Print the entries in full, word for word, but not the pictures.

[DATA TO USE]
=====
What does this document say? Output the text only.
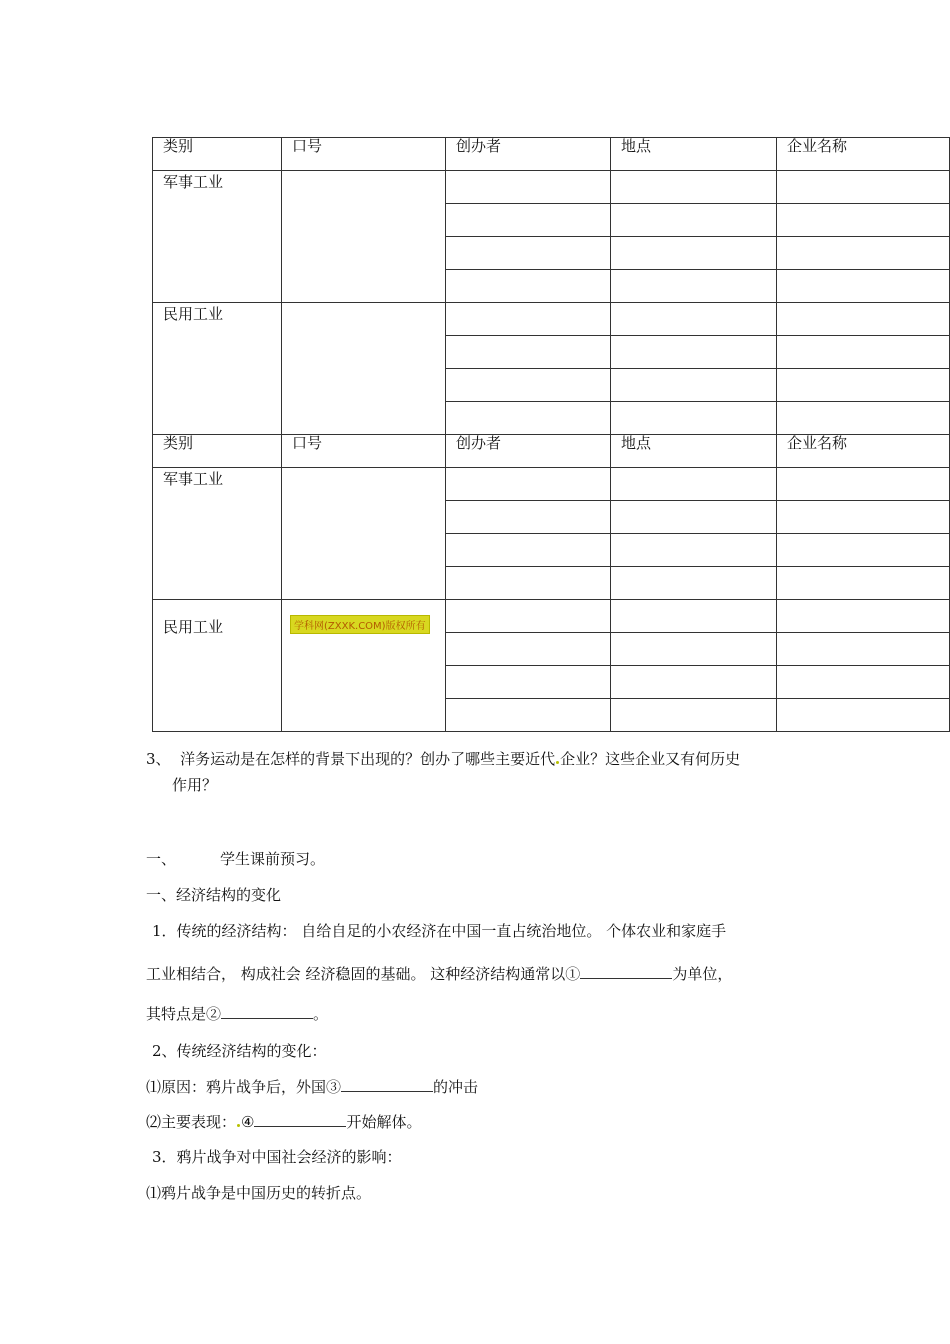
类别	口号	创办者	地点	企业名称

军事工业				

民用工业				

类别	口号	创办者	地点	企业名称

军事工业				

民用工业	学科网(ZXXK.COM)版权所有			

3、 洋务运动是在怎样的背景下出现的？创办了哪些主要近代 企业？这些企业又有何历史
作用？
一、	学生课前预习。
一、经济结构的变化
1．传统的经济结构： 自给自足的小农经济在中国一直占统治地位。 个体农业和家庭手
工业相结合， 构成社会 经济稳固的基础。 这种经济结构通常以①	为单位，
其特点是②	。
2、传统经济结构的变化：
⑴原因：鸦片战争后，外国③	的冲击
⑵主要表现： ④	开始解体。
3．鸦片战争对中国社会经济的影响：
⑴鸦片战争是中国历史的转折点。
=====
[EXERCISE RESULT]
What does this document say? Output the text only.
类别	口号	创办者	地点	企业名称

军事工业				

民用工业				

类别	口号	创办者	地点	企业名称

军事工业				

民用工业	学科网(ZXXK.COM)版权所有			

3、 洋务运动是在怎样的背景下出现的？创办了哪些主要近代 企业？这些企业又有何历史
作用？
一、	学生课前预习。
一、经济结构的变化
1．传统的经济结构： 自给自足的小农经济在中国一直占统治地位。 个体农业和家庭手
工业相结合， 构成社会 经济稳固的基础。 这种经济结构通常以①	为单位，
其特点是②	。
2、传统经济结构的变化：
⑴原因：鸦片战争后，外国③	的冲击
⑵主要表现： ④	开始解体。
3．鸦片战争对中国社会经济的影响：
⑴鸦片战争是中国历史的转折点。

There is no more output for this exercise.